*Prompt*. Reproduce the data below line for line, with no changes.

*Given entries*.
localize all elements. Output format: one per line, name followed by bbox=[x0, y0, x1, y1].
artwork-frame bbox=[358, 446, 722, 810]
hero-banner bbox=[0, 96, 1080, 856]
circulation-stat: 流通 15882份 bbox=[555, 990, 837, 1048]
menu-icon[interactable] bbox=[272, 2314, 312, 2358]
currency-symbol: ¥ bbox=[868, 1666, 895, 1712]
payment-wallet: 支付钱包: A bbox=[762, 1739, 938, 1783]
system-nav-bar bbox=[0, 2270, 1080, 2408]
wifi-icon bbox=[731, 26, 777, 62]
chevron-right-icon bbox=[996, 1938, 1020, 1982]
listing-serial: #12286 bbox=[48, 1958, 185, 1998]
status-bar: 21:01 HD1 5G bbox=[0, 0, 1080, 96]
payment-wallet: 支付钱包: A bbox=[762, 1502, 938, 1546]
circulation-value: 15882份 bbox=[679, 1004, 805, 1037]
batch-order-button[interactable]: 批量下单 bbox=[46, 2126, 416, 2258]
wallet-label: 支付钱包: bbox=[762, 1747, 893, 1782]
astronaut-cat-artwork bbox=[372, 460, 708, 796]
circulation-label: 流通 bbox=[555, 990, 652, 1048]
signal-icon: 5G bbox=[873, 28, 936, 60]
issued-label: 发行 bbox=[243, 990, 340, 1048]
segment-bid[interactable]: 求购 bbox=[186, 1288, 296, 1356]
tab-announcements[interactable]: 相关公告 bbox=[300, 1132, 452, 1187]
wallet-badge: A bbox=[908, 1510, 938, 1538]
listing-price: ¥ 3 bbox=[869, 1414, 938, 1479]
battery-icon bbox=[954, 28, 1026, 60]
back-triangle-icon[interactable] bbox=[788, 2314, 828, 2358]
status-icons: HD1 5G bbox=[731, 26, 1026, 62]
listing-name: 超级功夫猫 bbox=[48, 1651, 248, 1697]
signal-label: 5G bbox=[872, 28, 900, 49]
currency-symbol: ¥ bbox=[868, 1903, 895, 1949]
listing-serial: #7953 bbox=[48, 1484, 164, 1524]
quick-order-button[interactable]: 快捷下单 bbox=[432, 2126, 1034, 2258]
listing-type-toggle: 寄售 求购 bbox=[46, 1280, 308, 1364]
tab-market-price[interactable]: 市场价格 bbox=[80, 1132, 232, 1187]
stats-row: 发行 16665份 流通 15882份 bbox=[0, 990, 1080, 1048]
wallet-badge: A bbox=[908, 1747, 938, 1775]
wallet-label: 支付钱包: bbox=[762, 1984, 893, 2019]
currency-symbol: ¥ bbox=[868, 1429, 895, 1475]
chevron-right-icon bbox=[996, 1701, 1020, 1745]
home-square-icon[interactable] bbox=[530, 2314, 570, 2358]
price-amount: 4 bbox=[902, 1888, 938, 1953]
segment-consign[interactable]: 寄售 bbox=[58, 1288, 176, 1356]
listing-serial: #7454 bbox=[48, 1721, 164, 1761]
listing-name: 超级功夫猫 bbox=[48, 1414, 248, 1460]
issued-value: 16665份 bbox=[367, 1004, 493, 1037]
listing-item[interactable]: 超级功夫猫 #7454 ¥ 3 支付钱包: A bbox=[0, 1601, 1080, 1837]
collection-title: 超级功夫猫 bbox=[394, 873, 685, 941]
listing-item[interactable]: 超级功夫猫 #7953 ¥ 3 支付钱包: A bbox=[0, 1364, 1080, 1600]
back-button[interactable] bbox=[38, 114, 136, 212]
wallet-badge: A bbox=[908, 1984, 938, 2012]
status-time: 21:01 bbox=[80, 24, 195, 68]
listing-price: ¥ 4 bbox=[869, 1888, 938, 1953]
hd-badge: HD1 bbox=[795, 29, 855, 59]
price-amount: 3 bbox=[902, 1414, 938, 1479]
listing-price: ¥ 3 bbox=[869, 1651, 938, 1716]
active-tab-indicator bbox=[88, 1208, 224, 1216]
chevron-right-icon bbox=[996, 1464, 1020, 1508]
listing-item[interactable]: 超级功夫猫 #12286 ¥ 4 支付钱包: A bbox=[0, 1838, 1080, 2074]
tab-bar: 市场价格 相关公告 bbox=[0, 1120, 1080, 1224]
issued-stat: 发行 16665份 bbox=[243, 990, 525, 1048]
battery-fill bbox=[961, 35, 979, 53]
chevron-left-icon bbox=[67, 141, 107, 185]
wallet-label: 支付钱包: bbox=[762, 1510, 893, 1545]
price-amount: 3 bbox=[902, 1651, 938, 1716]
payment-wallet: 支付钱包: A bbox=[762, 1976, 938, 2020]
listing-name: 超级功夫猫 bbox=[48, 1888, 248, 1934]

*Result of the task*.
localize all elements. Output format: one per line, name followed by bbox=[x0, y0, x1, y1].
artwork-frame bbox=[358, 446, 722, 810]
hero-banner bbox=[0, 96, 1080, 856]
circulation-stat: 流通 15882份 bbox=[555, 990, 837, 1048]
menu-icon[interactable] bbox=[272, 2314, 312, 2358]
currency-symbol: ¥ bbox=[868, 1666, 895, 1712]
payment-wallet: 支付钱包: A bbox=[762, 1739, 938, 1783]
system-nav-bar bbox=[0, 2270, 1080, 2408]
wifi-icon bbox=[731, 26, 777, 62]
chevron-right-icon bbox=[996, 1938, 1020, 1982]
listing-serial: #12286 bbox=[48, 1958, 185, 1998]
status-bar: 21:01 HD1 5G bbox=[0, 0, 1080, 96]
payment-wallet: 支付钱包: A bbox=[762, 1502, 938, 1546]
circulation-value: 15882份 bbox=[679, 1004, 805, 1037]
batch-order-button[interactable]: 批量下单 bbox=[46, 2126, 416, 2258]
wallet-label: 支付钱包: bbox=[762, 1747, 893, 1782]
astronaut-cat-artwork bbox=[372, 460, 708, 796]
circulation-label: 流通 bbox=[555, 990, 652, 1048]
signal-icon: 5G bbox=[873, 28, 936, 60]
issued-label: 发行 bbox=[243, 990, 340, 1048]
segment-bid[interactable]: 求购 bbox=[186, 1288, 296, 1356]
tab-announcements[interactable]: 相关公告 bbox=[300, 1132, 452, 1187]
wallet-badge: A bbox=[908, 1510, 938, 1538]
listing-price: ¥ 3 bbox=[869, 1414, 938, 1479]
battery-icon bbox=[954, 28, 1026, 60]
back-triangle-icon[interactable] bbox=[788, 2314, 828, 2358]
status-icons: HD1 5G bbox=[731, 26, 1026, 62]
listing-name: 超级功夫猫 bbox=[48, 1651, 248, 1697]
signal-label: 5G bbox=[872, 28, 900, 49]
currency-symbol: ¥ bbox=[868, 1903, 895, 1949]
listing-serial: #7953 bbox=[48, 1484, 164, 1524]
quick-order-button[interactable]: 快捷下单 bbox=[432, 2126, 1034, 2258]
listing-type-toggle: 寄售 求购 bbox=[46, 1280, 308, 1364]
tab-market-price[interactable]: 市场价格 bbox=[80, 1132, 232, 1187]
stats-row: 发行 16665份 流通 15882份 bbox=[0, 990, 1080, 1048]
wallet-badge: A bbox=[908, 1747, 938, 1775]
wallet-label: 支付钱包: bbox=[762, 1984, 893, 2019]
currency-symbol: ¥ bbox=[868, 1429, 895, 1475]
chevron-right-icon bbox=[996, 1701, 1020, 1745]
home-square-icon[interactable] bbox=[530, 2314, 570, 2358]
price-amount: 4 bbox=[902, 1888, 938, 1953]
segment-consign[interactable]: 寄售 bbox=[58, 1288, 176, 1356]
listing-serial: #7454 bbox=[48, 1721, 164, 1761]
listing-name: 超级功夫猫 bbox=[48, 1414, 248, 1460]
issued-value: 16665份 bbox=[367, 1004, 493, 1037]
listing-item[interactable]: 超级功夫猫 #7454 ¥ 3 支付钱包: A bbox=[0, 1601, 1080, 1837]
collection-title: 超级功夫猫 bbox=[394, 873, 685, 941]
listing-item[interactable]: 超级功夫猫 #7953 ¥ 3 支付钱包: A bbox=[0, 1364, 1080, 1600]
back-button[interactable] bbox=[38, 114, 136, 212]
wallet-badge: A bbox=[908, 1984, 938, 2012]
status-time: 21:01 bbox=[80, 24, 195, 68]
listing-price: ¥ 4 bbox=[869, 1888, 938, 1953]
hd-badge: HD1 bbox=[795, 29, 855, 59]
price-amount: 3 bbox=[902, 1414, 938, 1479]
listing-price: ¥ 3 bbox=[869, 1651, 938, 1716]
active-tab-indicator bbox=[88, 1208, 224, 1216]
chevron-right-icon bbox=[996, 1464, 1020, 1508]
listing-item[interactable]: 超级功夫猫 #12286 ¥ 4 支付钱包: A bbox=[0, 1838, 1080, 2074]
tab-bar: 市场价格 相关公告 bbox=[0, 1120, 1080, 1224]
issued-stat: 发行 16665份 bbox=[243, 990, 525, 1048]
battery-fill bbox=[961, 35, 979, 53]
chevron-left-icon bbox=[67, 141, 107, 185]
wallet-label: 支付钱包: bbox=[762, 1510, 893, 1545]
price-amount: 3 bbox=[902, 1651, 938, 1716]
payment-wallet: 支付钱包: A bbox=[762, 1976, 938, 2020]
listing-name: 超级功夫猫 bbox=[48, 1888, 248, 1934]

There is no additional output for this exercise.